** START Data **

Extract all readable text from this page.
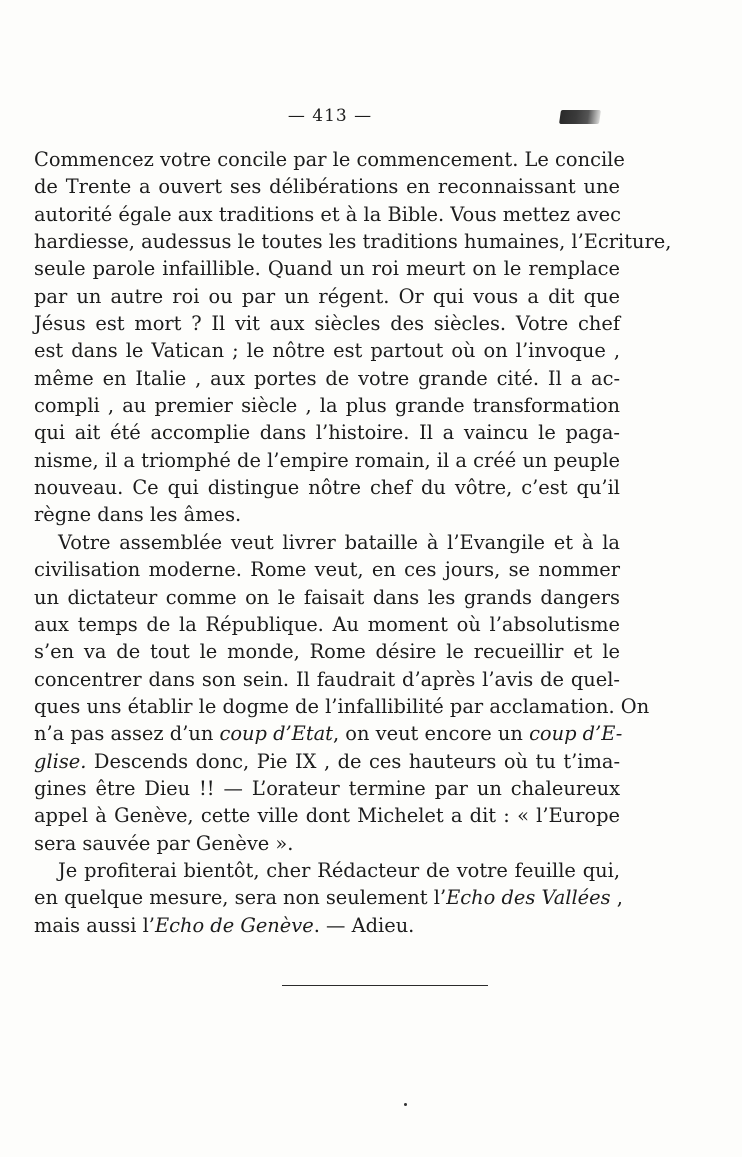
— 413 —
Commencez votre concile par le commencement. Le concile
de Trente a ouvert ses délibérations en reconnaissant une
autorité égale aux traditions et à la Bible. Vous mettez avec
hardiesse, audessus le toutes les traditions humaines, l’Ecriture,
seule parole infaillible. Quand un roi meurt on le remplace
par un autre roi ou par un régent. Or qui vous a dit que
Jésus est mort ? Il vit aux siècles des siècles. Votre chef
est dans le Vatican ; le nôtre est partout où on l’invoque ,
même en Italie , aux portes de votre grande cité. Il a ac-
compli , au premier siècle , la plus grande transformation
qui ait été accomplie dans l’histoire. Il a vaincu le paga-
nisme, il a triomphé de l’empire romain, il a créé un peuple
nouveau. Ce qui distingue nôtre chef du vôtre, c’est qu’il
règne dans les âmes.
Votre assemblée veut livrer bataille à l’Evangile et à la
civilisation moderne. Rome veut, en ces jours, se nommer
un dictateur comme on le faisait dans les grands dangers
aux temps de la République. Au moment où l’absolutisme
s’en va de tout le monde, Rome désire le recueillir et le
concentrer dans son sein. Il faudrait d’après l’avis de quel-
ques uns établir le dogme de l’infallibilité par acclamation. On
n’a pas assez d’un coup d’Etat, on veut encore un coup d’E-
glise. Descends donc, Pie IX , de ces hauteurs où tu t’ima-
gines être Dieu !! — L’orateur termine par un chaleureux
appel à Genève, cette ville dont Michelet a dit : « l’Europe
sera sauvée par Genève ».
Je profiterai bientôt, cher Rédacteur de votre feuille qui,
en quelque mesure, sera non seulement l’Echo des Vallées ,
mais aussi l’Echo de Genève. — Adieu.
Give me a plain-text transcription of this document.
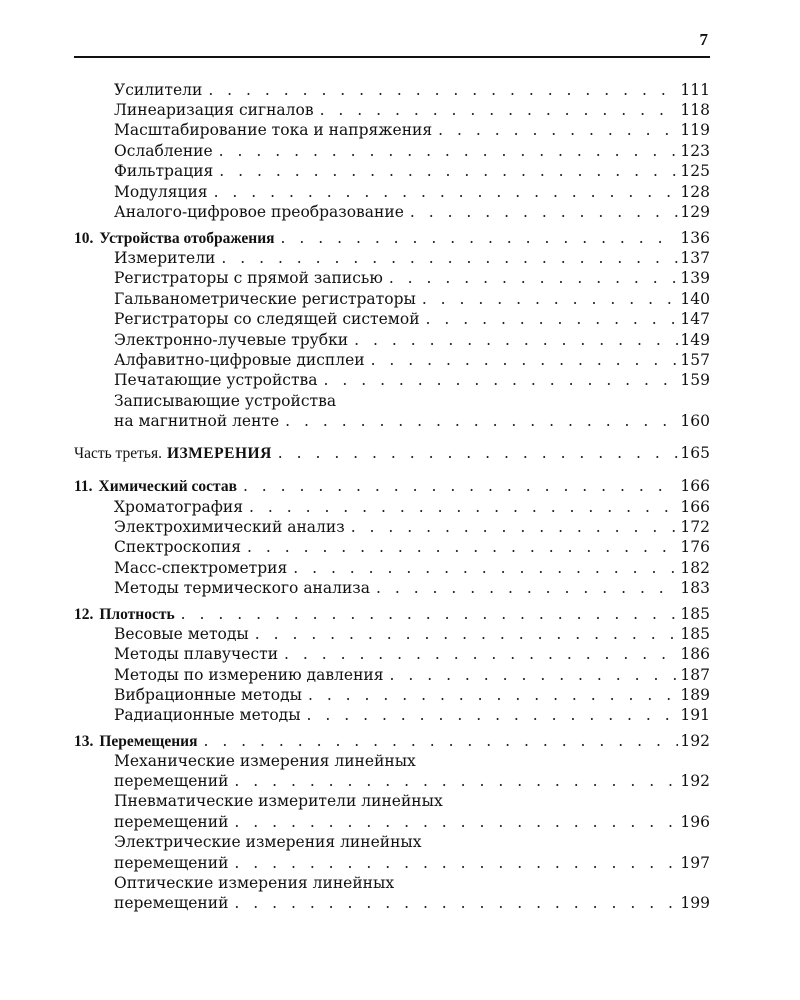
7
Усилители . . .	111
Линеаризация сигналов . . .	118
Масштабирование тока и напряжения . . .	119
Ослабление . . .	123
Фильтрация . . .	125
Модуляция . . .	128
Аналого-цифровое преобразование . . .	129
10. Устройства отображения . . .	136
Измерители . . .	137
Регистраторы с прямой записью . . .	139
Гальванометрические регистраторы . . .	140
Регистраторы со следящей системой . . .	147
Электронно-лучевые трубки . . .	149
Алфавитно-цифровые дисплеи . . .	157
Печатающие устройства . . .	159
Записывающие устройства
на магнитной ленте . . .	160
Часть третья. ИЗМЕРЕНИЯ . . .	165
11. Химический состав . . .	166
Хроматография . . .	166
Электрохимический анализ . . .	172
Спектроскопия . . .	176
Масс-спектрометрия . . .	182
Методы термического анализа . . .	183
12. Плотность . . .	185
Весовые методы . . .	185
Методы плавучести . . .	186
Методы по измерению давления . . .	187
Вибрационные методы . . .	189
Радиационные методы . . .	191
13. Перемещения . . .	192
Механические измерения линейных
перемещений . . .	192
Пневматические измерители линейных
перемещений . . .	196
Электрические измерения линейных
перемещений . . .	197
Оптические измерения линейных
перемещений . . .	199
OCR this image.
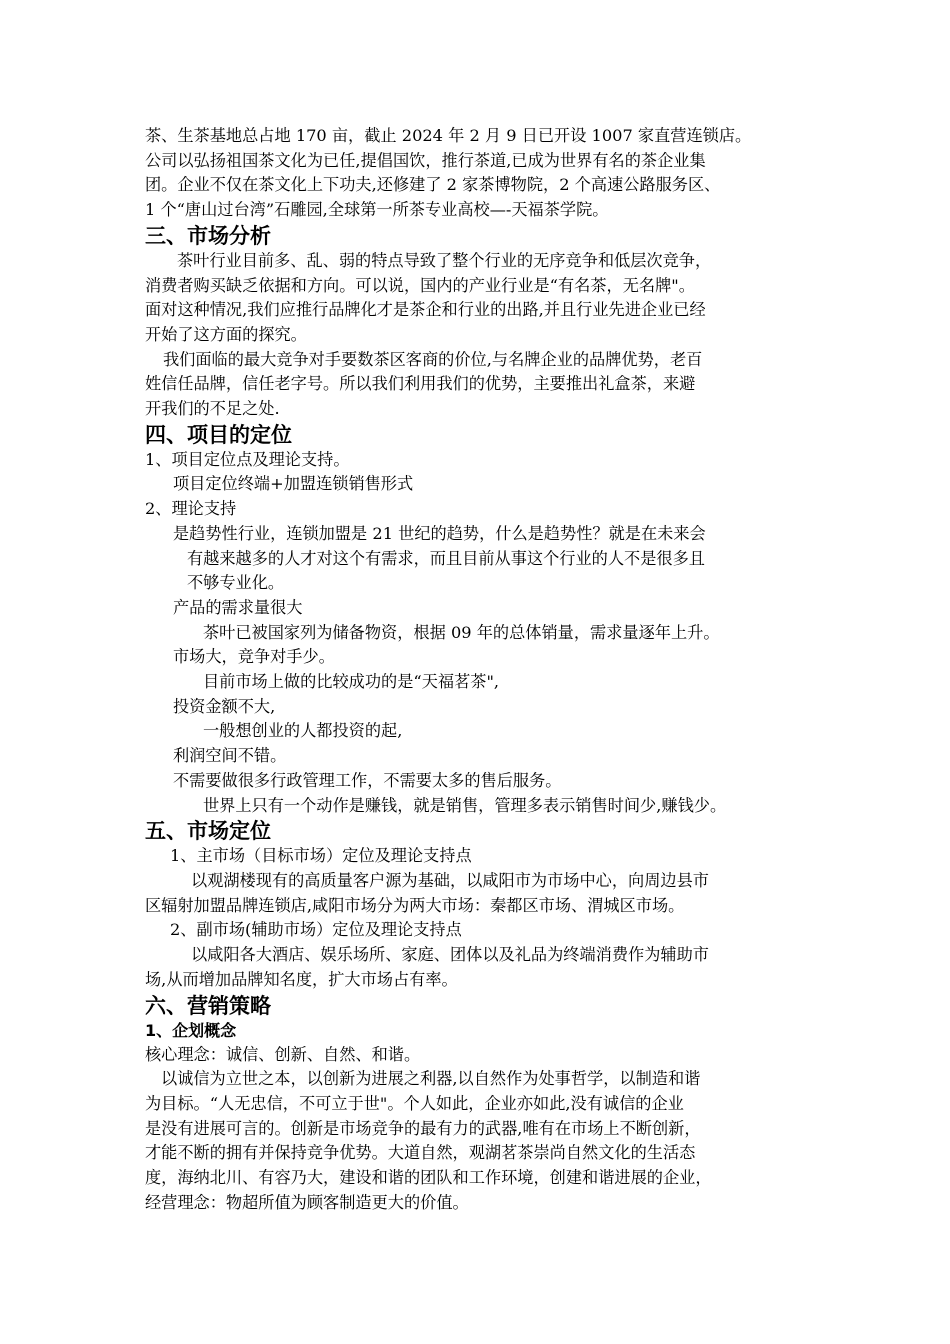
茶、生茶基地总占地 170 亩，截止 2024 年 2 月 9 日已开设 1007 家直营连锁店。
公司以弘扬祖国茶文化为已任,提倡国饮，推行茶道,已成为世界有名的茶企业集
团。企业不仅在茶文化上下功夫,还修建了 2 家茶博物院，2 个高速公路服务区、
1 个“唐山过台湾”石雕园,全球第一所茶专业高校—-天福茶学院。
三、市场分析
茶叶行业目前多、乱、弱的特点导致了整个行业的无序竞争和低层次竞争，
消费者购买缺乏依据和方向。可以说，国内的产业行业是“有名茶，无名牌"。
面对这种情况,我们应推行品牌化才是茶企和行业的出路,并且行业先进企业已经
开始了这方面的探究。
我们面临的最大竞争对手要数茶区客商的价位,与名牌企业的品牌优势，老百
姓信任品牌，信任老字号。所以我们利用我们的优势，主要推出礼盒茶，来避
开我们的不足之处.
四、项目的定位
1、项目定位点及理论支持。
项目定位终端+加盟连锁销售形式
2、理论支持
是趋势性行业，连锁加盟是 21 世纪的趋势，什么是趋势性？就是在未来会
有越来越多的人才对这个有需求，而且目前从事这个行业的人不是很多且
不够专业化。
产品的需求量很大
茶叶已被国家列为储备物资，根据 09 年的总体销量，需求量逐年上升。
市场大，竞争对手少。
目前市场上做的比较成功的是“天福茗茶",
投资金额不大,
一般想创业的人都投资的起,
利润空间不错。
不需要做很多行政管理工作，不需要太多的售后服务。
世界上只有一个动作是赚钱，就是销售，管理多表示销售时间少,赚钱少。
五、市场定位
1、主市场（目标市场）定位及理论支持点
以观湖楼现有的高质量客户源为基础，以咸阳市为市场中心，向周边县市
区辐射加盟品牌连锁店,咸阳市场分为两大市场：秦都区市场、渭城区市场。
2、副市场(辅助市场）定位及理论支持点
以咸阳各大酒店、娱乐场所、家庭、团体以及礼品为终端消费作为辅助市
场,从而增加品牌知名度，扩大市场占有率。
六、营销策略
1、企划概念
核心理念：诚信、创新、自然、和谐。
以诚信为立世之本，以创新为进展之利器,以自然作为处事哲学，以制造和谐
为目标。“人无忠信，不可立于世"。个人如此，企业亦如此,没有诚信的企业
是没有进展可言的。创新是市场竞争的最有力的武器,唯有在市场上不断创新，
才能不断的拥有并保持竞争优势。大道自然，观湖茗茶崇尚自然文化的生活态
度，海纳北川、有容乃大，建设和谐的团队和工作环境，创建和谐进展的企业，
经营理念：物超所值为顾客制造更大的价值。
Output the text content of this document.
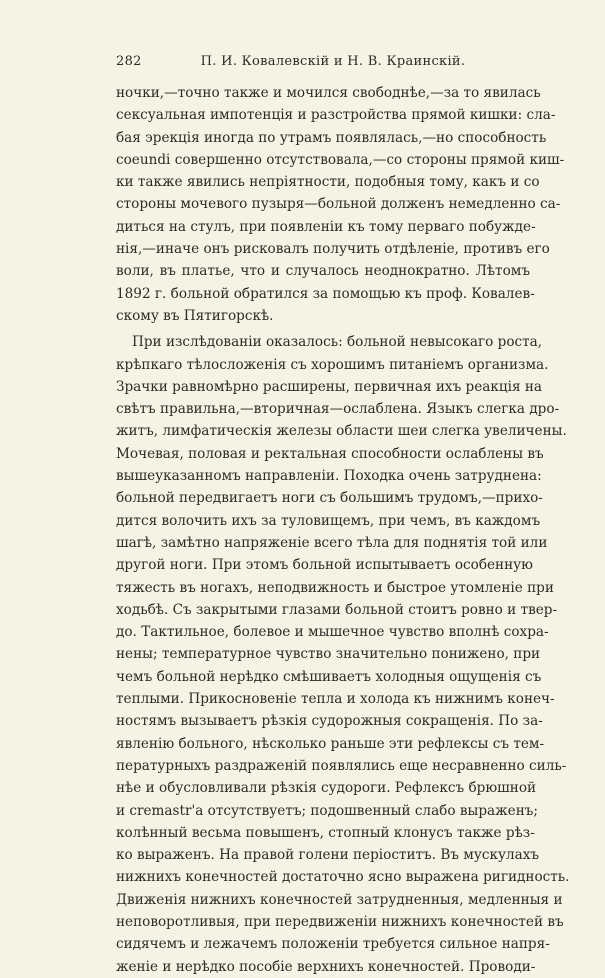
282	П. И. Ковалевскій и Н. В. Краинскій.
ночки,—точно также и мочился свободнѣе,—за то явилась
сексуальная импотенція и разстройства прямой кишки: сла-
бая эрекція иногда по утрамъ появлялась,—но способность
coeundi совершенно отсутствовала,—со стороны прямой киш-
ки также явились непріятности, подобныя тому, какъ и со
стороны мочевого пузыря—больной долженъ немедленно са-
диться на стулъ, при появленіи къ тому перваго побужде-
нія,—иначе онъ рисковалъ получить отдѣленіе, противъ его
воли, въ платье, что и случалось неоднократно. Лѣтомъ
1892 г. больной обратился за помощью къ проф. Ковалев-
скому въ Пятигорскѣ.
При изслѣдованіи оказалось: больной невысокаго роста,
крѣпкаго тѣлосложенія съ хорошимъ питаніемъ организма.
Зрачки равномѣрно расширены, первичная ихъ реакція на
свѣтъ правильна,—вторичная—ослаблена. Языкъ слегка дро-
житъ, лимфатическія железы области шеи слегка увеличены.
Мочевая, половая и ректальная способности ослаблены въ
вышеуказанномъ направленіи. Походка очень затруднена:
больной передвигаетъ ноги съ большимъ трудомъ,—прихо-
дится волочить ихъ за туловищемъ, при чемъ, въ каждомъ
шагѣ, замѣтно напряженіе всего тѣла для поднятія той или
другой ноги. При этомъ больной испытываетъ особенную
тяжесть въ ногахъ, неподвижность и быстрое утомленіе при
ходьбѣ. Съ закрытыми глазами больной стоитъ ровно и твер-
до. Тактильное, болевое и мышечное чувство вполнѣ сохра-
нены; температурное чувство значительно понижено, при
чемъ больной нерѣдко смѣшиваетъ холодныя ощущенія съ
теплыми. Прикосновеніе тепла и холода къ нижнимъ конеч-
ностямъ вызываетъ рѣзкія судорожныя сокращенія. По за-
явленію больного, нѣсколько раньше эти рефлексы съ тем-
пературныхъ раздраженій появлялись еще несравненно силь-
нѣе и обусловливали рѣзкія судороги. Рефлексъ брюшной
и cremastr'a отсутствуетъ; подошвенный слабо выраженъ;
колѣнный весьма повышенъ, стопный клонусъ также рѣз-
ко выраженъ. На правой голени періоститъ. Въ мускулахъ
нижнихъ конечностей достаточно ясно выражена ригидность.
Движенія нижнихъ конечностей затрудненныя, медленныя и
неповоротливыя, при передвиженіи нижнихъ конечностей въ
сидячемъ и лежачемъ положеніи требуется сильное напря-
женіе и нерѣдко пособіе верхнихъ конечностей. Проводи-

** END Data **

* What needs to be done: Read the data above. Pull out each line in which the string "veut" appears.

* Output for this exercise:
Votre assemblée veut livrer bataille à l’Evangile et à la
civilisation moderne. Rome veut, en ces jours, se nommer
n’a pas assez d’un coup d’Etat, on veut encore un coup d’E-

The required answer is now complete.